(DATA LISTING):
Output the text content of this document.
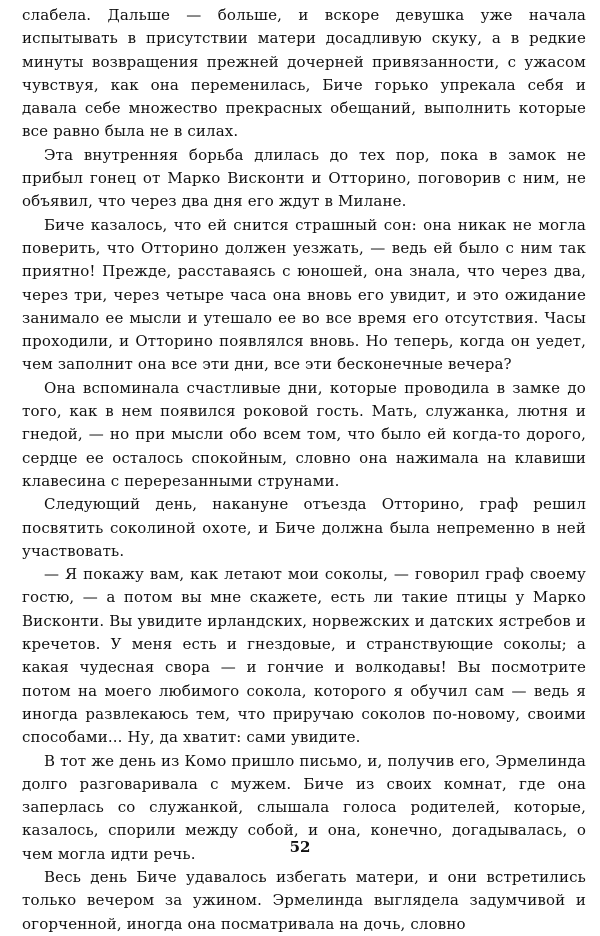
слабела. Дальше — больше, и вскоре девушка уже начала испытывать в присутствии матери досадливую скуку, а в редкие минуты возвращения прежней дочерней привязанности, с ужасом чувствуя, как она переменилась, Биче горько упрекала себя и давала себе множество прекрасных обещаний, выполнить которые все равно была не в силах.

Эта внутренняя борьба длилась до тех пор, пока в замок не прибыл гонец от Марко Висконти и Отторино, поговорив с ним, не объявил, что через два дня его ждут в Милане.

Биче казалось, что ей снится страшный сон: она никак не могла поверить, что Отторино должен уезжать, — ведь ей было с ним так приятно! Прежде, расставаясь с юношей, она знала, что через два, через три, через четыре часа она вновь его увидит, и это ожидание занимало ее мысли и утешало ее во все время его отсутствия. Часы проходили, и Отторино появлялся вновь. Но теперь, когда он уедет, чем заполнит она все эти дни, все эти бесконечные вечера?

Она вспоминала счастливые дни, которые проводила в замке до того, как в нем появился роковой гость. Мать, служанка, лютня и гнедой, — но при мысли обо всем том, что было ей когда-то дорого, сердце ее осталось спокойным, словно она нажимала на клавиши клавесина с перерезанными струнами.

Следующий день, накануне отъезда Отторино, граф решил посвятить соколиной охоте, и Биче должна была непременно в ней участвовать.

— Я покажу вам, как летают мои соколы, — говорил граф своему гостю, — а потом вы мне скажете, есть ли такие птицы у Марко Висконти. Вы увидите ирландских, норвежских и датских ястребов и кречетов. У меня есть и гнездовые, и странствующие соколы; а какая чудесная свора — и гончие и волкодавы! Вы посмотрите потом на моего любимого сокола, которого я обучил сам — ведь я иногда развлекаюсь тем, что приручаю соколов по-новому, своими способами... Ну, да хватит: сами увидите.

В тот же день из Комо пришло письмо, и, получив его, Эрмелинда долго разговаривала с мужем. Биче из своих комнат, где она заперлась со служанкой, слышала голоса родителей, которые, казалось, спорили между собой, и она, конечно, догадывалась, о чем могла идти речь.

Весь день Биче удавалось избегать матери, и они встретились только вечером за ужином. Эрмелинда выглядела задумчивой и огорченной, иногда она посматривала на дочь, словно

52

(TO BE DONE): Tally up the lines in the records that contain the word "было" and give only the total.

(RESULT OF THIS EXERCISE): 2